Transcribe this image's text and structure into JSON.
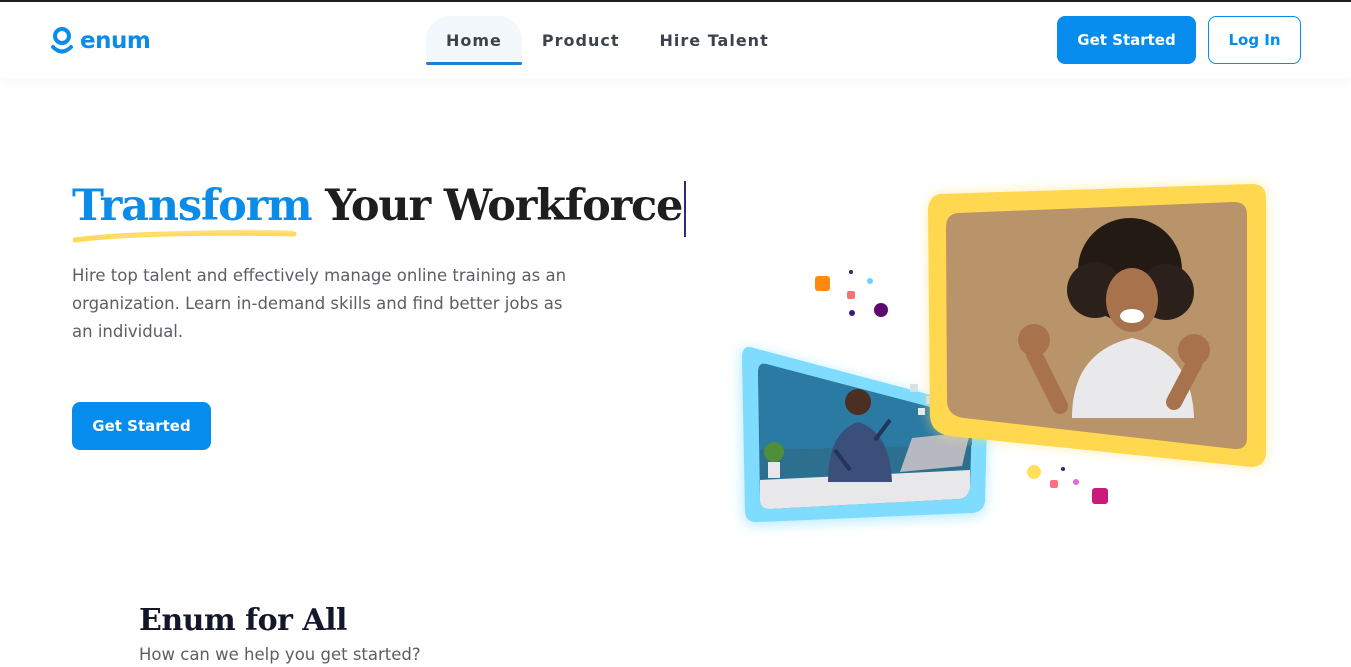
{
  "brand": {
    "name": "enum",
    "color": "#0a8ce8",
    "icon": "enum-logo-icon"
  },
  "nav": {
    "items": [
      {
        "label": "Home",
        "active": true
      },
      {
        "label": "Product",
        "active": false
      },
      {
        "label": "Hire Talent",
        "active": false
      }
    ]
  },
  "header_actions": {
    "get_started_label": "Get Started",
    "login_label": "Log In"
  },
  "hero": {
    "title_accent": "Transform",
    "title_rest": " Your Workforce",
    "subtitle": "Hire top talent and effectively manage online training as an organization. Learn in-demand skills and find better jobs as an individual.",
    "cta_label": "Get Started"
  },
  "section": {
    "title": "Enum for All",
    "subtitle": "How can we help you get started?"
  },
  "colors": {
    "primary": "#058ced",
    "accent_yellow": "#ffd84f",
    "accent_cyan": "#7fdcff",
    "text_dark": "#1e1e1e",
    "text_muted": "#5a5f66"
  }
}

******************************

Output the entries above exactly, without their pictures.

- [SOLUTION TO THIS TASK]:
Transcribe this image's text and structure into JSON.
{
  "brand": {
    "name": "enum",
    "color": "#0a8ce8",
    "icon": "enum-logo-icon"
  },
  "nav": {
    "items": [
      {
        "label": "Home",
        "active": true
      },
      {
        "label": "Product",
        "active": false
      },
      {
        "label": "Hire Talent",
        "active": false
      }
    ]
  },
  "header_actions": {
    "get_started_label": "Get Started",
    "login_label": "Log In"
  },
  "hero": {
    "title_accent": "Transform",
    "title_rest": " Your Workforce",
    "subtitle": "Hire top talent and effectively manage online training as an organization. Learn in-demand skills and find better jobs as an individual.",
    "cta_label": "Get Started"
  },
  "section": {
    "title": "Enum for All",
    "subtitle": "How can we help you get started?"
  },
  "colors": {
    "primary": "#058ced",
    "accent_yellow": "#ffd84f",
    "accent_cyan": "#7fdcff",
    "text_dark": "#1e1e1e",
    "text_muted": "#5a5f66"
  }
}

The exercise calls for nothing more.